## [Task input]
***
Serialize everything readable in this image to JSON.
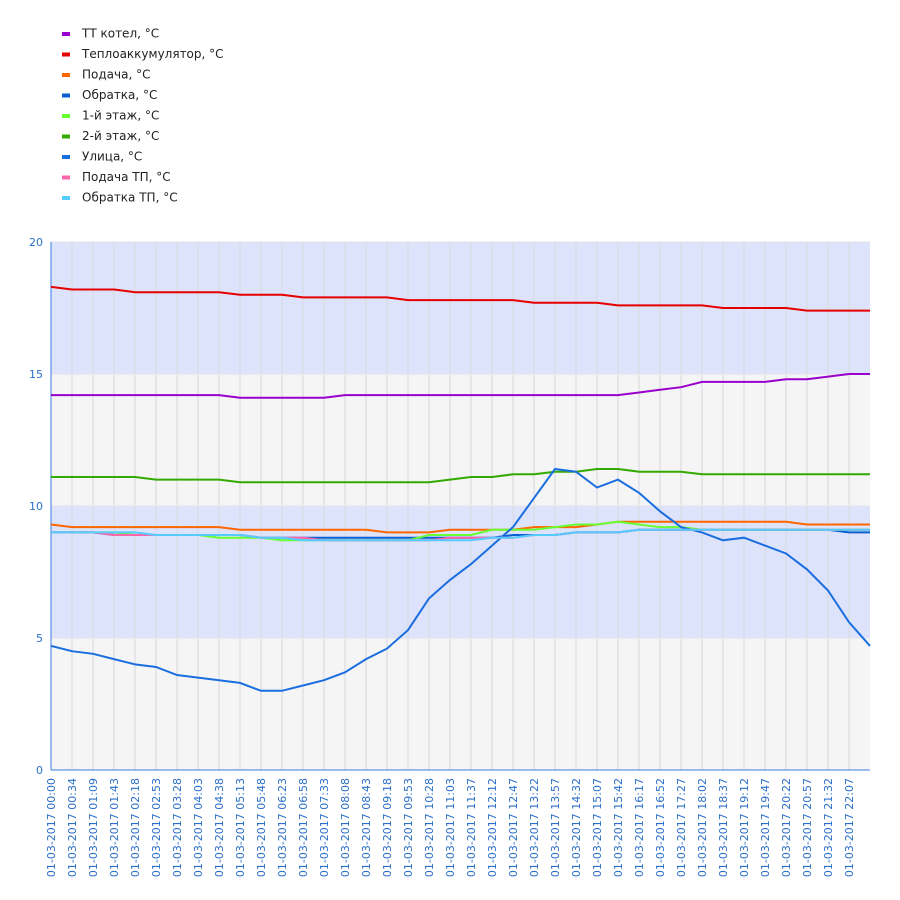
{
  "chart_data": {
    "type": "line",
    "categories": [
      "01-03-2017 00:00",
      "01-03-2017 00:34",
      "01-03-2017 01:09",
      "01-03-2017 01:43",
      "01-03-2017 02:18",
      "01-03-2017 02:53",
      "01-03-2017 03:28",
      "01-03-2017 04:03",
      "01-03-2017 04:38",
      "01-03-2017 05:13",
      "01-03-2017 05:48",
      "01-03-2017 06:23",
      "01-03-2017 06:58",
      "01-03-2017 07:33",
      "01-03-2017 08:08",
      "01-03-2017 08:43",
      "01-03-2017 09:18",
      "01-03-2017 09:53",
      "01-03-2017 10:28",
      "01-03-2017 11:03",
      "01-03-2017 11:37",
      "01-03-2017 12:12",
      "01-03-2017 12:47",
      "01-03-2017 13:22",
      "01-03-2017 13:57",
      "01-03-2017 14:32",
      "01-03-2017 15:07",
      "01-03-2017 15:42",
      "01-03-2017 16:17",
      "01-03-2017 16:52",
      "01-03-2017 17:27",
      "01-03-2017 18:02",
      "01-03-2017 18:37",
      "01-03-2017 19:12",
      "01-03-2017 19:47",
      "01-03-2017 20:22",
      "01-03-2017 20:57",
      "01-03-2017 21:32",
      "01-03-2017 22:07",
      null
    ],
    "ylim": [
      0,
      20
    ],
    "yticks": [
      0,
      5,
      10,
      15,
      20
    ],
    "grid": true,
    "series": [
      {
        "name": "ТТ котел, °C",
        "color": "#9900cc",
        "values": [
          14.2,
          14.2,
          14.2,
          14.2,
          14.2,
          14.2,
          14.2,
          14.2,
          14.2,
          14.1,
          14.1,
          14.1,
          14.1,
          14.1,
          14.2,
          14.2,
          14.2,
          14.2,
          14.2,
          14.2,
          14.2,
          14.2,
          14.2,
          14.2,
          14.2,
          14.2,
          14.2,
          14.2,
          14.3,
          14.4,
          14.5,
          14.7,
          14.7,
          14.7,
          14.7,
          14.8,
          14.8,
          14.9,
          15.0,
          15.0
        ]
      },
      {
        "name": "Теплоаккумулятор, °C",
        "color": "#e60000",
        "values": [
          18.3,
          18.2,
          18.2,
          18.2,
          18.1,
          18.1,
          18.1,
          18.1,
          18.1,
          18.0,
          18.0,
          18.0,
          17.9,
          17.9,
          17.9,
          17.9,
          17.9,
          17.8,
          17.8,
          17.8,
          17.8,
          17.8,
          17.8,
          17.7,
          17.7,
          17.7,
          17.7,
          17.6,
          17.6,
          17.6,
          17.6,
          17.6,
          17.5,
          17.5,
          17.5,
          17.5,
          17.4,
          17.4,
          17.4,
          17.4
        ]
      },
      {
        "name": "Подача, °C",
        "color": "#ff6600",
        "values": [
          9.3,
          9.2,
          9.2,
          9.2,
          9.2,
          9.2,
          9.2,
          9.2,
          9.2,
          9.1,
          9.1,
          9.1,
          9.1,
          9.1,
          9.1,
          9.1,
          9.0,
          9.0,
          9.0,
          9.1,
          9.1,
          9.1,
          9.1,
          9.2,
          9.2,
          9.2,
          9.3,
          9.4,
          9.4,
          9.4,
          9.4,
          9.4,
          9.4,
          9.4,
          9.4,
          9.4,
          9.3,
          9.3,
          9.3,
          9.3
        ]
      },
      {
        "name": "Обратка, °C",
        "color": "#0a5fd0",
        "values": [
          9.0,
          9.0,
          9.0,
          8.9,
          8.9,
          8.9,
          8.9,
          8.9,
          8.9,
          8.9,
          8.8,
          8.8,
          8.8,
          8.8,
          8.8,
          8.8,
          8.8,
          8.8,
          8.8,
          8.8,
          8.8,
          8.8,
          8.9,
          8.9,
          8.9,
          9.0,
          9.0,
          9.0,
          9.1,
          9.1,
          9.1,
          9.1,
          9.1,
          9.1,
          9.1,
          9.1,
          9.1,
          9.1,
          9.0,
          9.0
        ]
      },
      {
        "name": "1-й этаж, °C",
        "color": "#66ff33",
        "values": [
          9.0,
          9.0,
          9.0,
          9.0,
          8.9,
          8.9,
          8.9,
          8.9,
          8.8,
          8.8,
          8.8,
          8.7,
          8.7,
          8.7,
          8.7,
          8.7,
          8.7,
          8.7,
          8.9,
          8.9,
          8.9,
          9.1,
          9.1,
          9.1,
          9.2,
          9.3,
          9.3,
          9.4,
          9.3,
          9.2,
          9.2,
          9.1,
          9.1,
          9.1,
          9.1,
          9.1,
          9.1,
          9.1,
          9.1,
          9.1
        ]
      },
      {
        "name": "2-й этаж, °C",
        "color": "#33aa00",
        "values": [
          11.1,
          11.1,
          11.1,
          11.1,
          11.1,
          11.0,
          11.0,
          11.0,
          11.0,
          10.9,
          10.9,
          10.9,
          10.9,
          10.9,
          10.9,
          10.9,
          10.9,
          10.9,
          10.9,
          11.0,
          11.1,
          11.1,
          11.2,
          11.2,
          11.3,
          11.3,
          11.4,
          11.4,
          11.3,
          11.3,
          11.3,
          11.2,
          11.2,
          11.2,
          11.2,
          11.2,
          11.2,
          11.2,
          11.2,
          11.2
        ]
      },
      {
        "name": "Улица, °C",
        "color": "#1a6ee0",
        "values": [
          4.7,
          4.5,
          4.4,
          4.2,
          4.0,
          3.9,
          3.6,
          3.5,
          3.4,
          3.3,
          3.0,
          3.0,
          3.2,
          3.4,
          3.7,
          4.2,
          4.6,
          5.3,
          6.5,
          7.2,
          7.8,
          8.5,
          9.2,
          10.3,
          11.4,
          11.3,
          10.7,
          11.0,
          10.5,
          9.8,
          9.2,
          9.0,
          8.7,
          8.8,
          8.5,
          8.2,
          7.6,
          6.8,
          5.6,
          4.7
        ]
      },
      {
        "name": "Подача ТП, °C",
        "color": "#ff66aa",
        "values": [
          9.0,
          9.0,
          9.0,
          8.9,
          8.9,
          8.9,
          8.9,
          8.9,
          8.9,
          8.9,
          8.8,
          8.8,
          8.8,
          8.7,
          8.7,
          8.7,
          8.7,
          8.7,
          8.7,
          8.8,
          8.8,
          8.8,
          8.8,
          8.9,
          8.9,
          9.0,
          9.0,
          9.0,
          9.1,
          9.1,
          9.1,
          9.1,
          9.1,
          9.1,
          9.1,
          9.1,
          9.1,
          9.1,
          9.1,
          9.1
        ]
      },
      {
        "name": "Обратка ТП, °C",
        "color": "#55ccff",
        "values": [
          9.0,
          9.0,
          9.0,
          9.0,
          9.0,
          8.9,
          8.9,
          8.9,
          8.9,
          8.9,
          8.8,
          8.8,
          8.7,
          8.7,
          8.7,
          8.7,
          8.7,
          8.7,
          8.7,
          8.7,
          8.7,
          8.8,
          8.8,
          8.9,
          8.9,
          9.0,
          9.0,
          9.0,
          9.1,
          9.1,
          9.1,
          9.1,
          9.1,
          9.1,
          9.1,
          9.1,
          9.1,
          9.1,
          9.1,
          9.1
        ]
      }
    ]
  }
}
***
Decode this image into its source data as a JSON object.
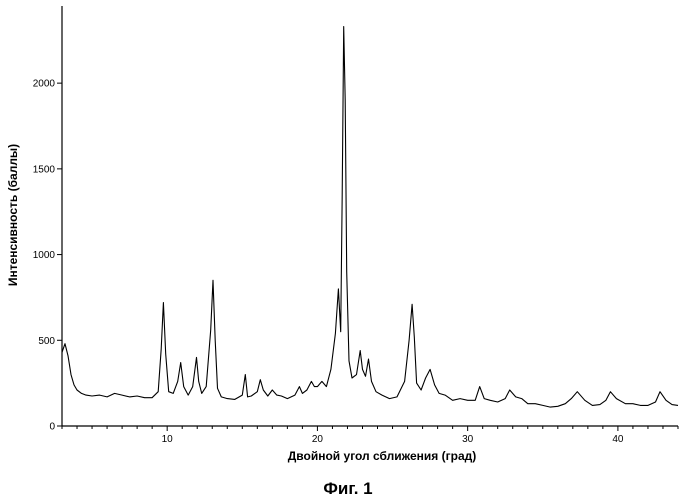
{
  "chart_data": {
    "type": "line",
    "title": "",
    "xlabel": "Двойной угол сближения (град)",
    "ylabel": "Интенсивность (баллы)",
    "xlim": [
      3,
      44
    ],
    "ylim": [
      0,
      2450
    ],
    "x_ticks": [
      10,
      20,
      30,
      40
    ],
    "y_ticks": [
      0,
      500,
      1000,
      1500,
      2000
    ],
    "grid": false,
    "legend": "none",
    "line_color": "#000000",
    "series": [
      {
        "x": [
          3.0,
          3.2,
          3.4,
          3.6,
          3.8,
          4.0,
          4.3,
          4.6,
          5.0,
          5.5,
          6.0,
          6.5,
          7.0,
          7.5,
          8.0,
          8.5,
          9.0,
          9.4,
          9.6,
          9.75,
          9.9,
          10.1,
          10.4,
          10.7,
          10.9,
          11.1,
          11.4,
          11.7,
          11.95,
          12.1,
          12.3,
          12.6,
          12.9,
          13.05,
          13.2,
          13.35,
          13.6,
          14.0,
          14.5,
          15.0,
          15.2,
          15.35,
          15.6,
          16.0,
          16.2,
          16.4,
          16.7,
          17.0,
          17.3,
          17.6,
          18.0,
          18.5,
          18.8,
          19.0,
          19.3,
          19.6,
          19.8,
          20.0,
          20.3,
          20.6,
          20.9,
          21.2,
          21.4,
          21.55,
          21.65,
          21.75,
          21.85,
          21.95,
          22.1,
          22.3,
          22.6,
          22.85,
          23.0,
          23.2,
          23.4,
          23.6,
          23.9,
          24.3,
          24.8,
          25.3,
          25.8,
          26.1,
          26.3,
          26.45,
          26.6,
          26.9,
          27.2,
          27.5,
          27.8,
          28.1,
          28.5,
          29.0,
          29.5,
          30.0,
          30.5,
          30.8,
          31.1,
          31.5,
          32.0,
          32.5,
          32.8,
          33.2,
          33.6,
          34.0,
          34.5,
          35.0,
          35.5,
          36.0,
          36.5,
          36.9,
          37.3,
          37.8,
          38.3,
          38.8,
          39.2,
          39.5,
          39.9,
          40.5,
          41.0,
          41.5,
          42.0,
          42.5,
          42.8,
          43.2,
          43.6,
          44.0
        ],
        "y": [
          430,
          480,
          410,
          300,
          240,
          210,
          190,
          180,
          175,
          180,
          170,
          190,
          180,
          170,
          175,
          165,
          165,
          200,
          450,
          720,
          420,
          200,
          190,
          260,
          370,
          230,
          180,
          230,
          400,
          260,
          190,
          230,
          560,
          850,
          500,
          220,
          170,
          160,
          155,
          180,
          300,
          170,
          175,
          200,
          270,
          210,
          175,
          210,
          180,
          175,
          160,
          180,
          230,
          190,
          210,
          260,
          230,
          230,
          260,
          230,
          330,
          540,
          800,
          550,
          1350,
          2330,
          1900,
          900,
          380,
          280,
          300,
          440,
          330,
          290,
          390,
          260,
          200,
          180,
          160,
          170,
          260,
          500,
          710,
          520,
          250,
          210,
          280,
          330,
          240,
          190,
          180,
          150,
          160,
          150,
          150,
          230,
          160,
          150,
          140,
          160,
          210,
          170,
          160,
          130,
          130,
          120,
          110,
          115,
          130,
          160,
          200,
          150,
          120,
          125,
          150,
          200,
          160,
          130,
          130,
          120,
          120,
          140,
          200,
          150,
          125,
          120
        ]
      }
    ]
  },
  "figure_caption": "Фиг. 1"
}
***
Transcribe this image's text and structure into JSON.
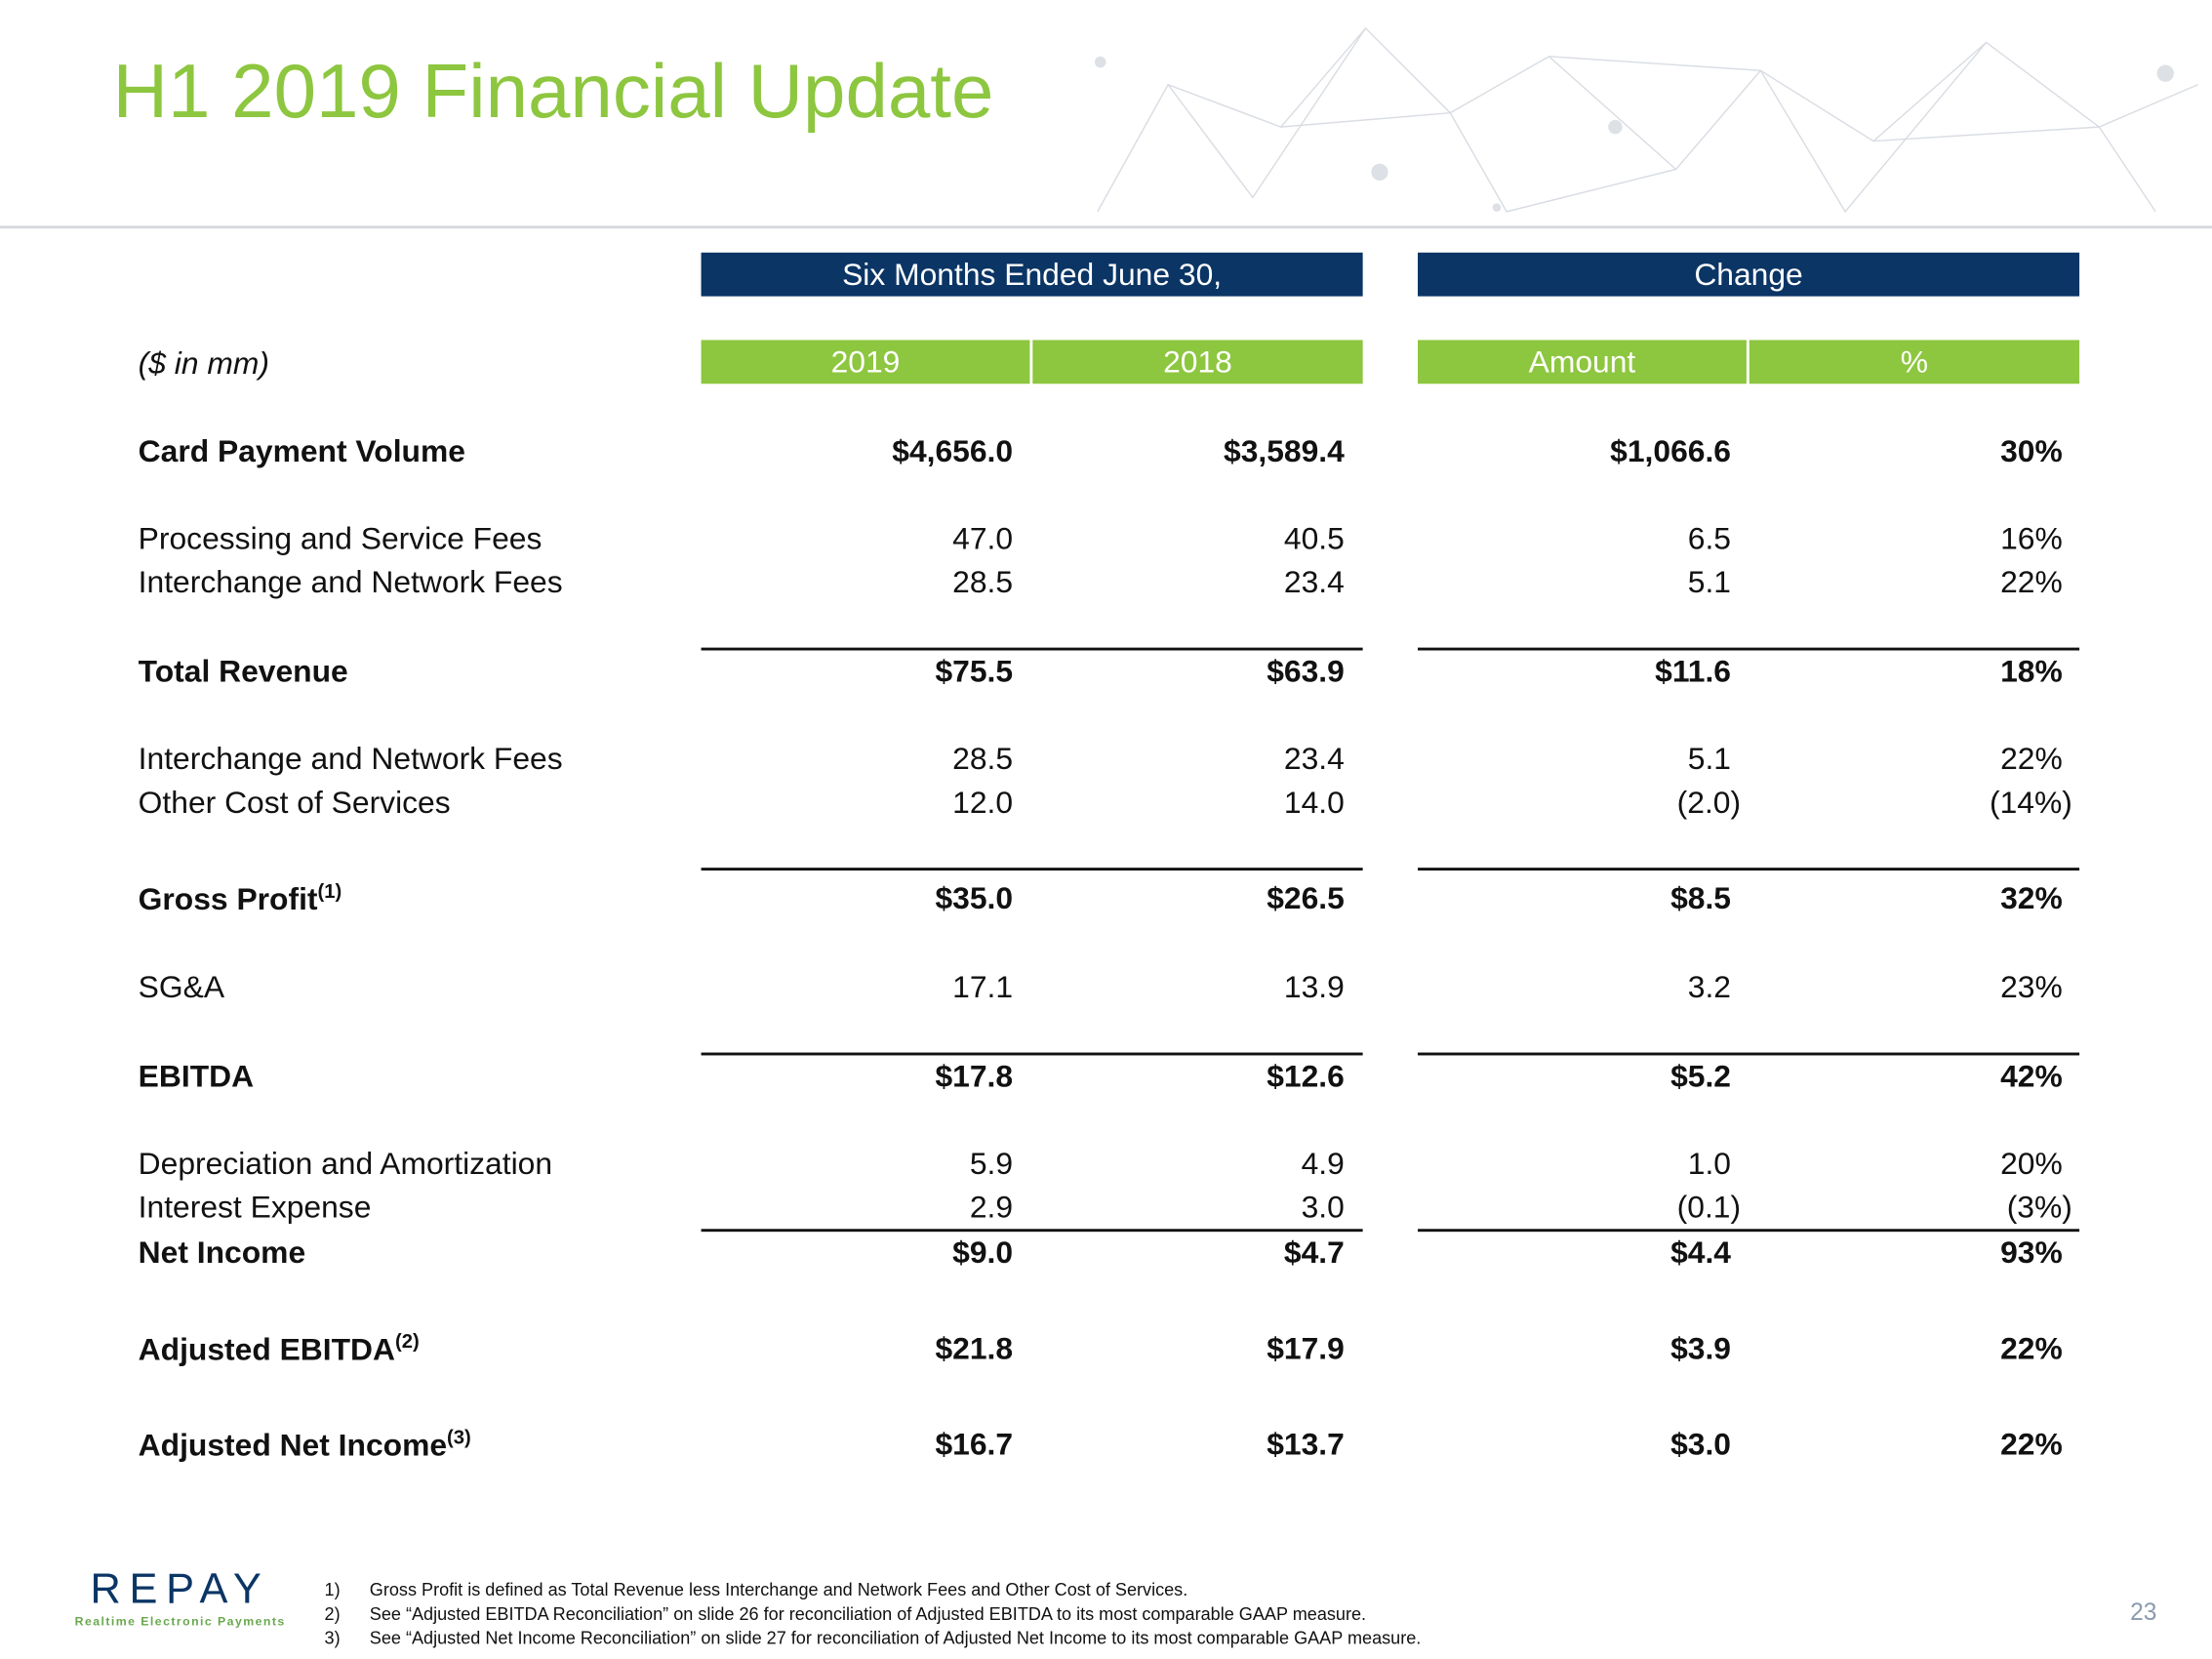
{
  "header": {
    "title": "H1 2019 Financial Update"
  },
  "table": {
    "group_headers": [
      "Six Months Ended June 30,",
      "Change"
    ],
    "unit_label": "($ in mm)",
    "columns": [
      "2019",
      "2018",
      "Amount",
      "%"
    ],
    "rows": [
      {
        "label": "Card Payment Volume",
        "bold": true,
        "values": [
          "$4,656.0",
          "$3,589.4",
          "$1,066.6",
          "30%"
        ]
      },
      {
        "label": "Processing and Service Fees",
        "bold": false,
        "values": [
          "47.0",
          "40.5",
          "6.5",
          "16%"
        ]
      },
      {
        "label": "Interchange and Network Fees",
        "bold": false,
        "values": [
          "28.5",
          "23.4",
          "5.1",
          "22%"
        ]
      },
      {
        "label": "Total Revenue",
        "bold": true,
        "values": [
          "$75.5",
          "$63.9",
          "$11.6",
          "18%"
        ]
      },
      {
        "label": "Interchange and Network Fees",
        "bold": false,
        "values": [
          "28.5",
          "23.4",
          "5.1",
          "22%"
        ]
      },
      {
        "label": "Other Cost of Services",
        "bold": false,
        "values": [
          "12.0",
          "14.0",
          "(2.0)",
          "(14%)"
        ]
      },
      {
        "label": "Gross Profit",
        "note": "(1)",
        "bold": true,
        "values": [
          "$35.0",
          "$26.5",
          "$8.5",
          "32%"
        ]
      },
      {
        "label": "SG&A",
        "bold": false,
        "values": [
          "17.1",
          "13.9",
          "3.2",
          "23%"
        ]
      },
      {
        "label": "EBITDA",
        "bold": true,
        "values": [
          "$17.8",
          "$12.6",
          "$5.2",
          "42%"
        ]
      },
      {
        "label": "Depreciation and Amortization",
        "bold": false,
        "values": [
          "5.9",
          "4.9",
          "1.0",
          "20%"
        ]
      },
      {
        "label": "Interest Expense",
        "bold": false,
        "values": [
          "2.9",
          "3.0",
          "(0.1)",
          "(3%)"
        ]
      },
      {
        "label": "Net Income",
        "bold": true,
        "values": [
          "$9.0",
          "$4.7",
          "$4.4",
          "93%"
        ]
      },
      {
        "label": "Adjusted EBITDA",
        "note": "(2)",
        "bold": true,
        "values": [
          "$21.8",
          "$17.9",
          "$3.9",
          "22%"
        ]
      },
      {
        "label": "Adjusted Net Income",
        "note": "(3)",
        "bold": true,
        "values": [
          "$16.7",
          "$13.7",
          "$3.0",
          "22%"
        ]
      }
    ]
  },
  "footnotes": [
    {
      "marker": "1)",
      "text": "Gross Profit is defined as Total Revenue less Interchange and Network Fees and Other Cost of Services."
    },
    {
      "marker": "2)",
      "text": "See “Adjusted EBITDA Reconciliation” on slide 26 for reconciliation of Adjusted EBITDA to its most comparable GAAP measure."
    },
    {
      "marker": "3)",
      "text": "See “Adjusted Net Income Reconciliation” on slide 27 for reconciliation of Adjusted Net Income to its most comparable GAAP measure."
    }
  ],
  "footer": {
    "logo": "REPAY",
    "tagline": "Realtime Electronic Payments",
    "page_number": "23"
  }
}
***
## [Task directions]
In the entries above, count every line containing the word "name". Write only the total.

## [Final result]
9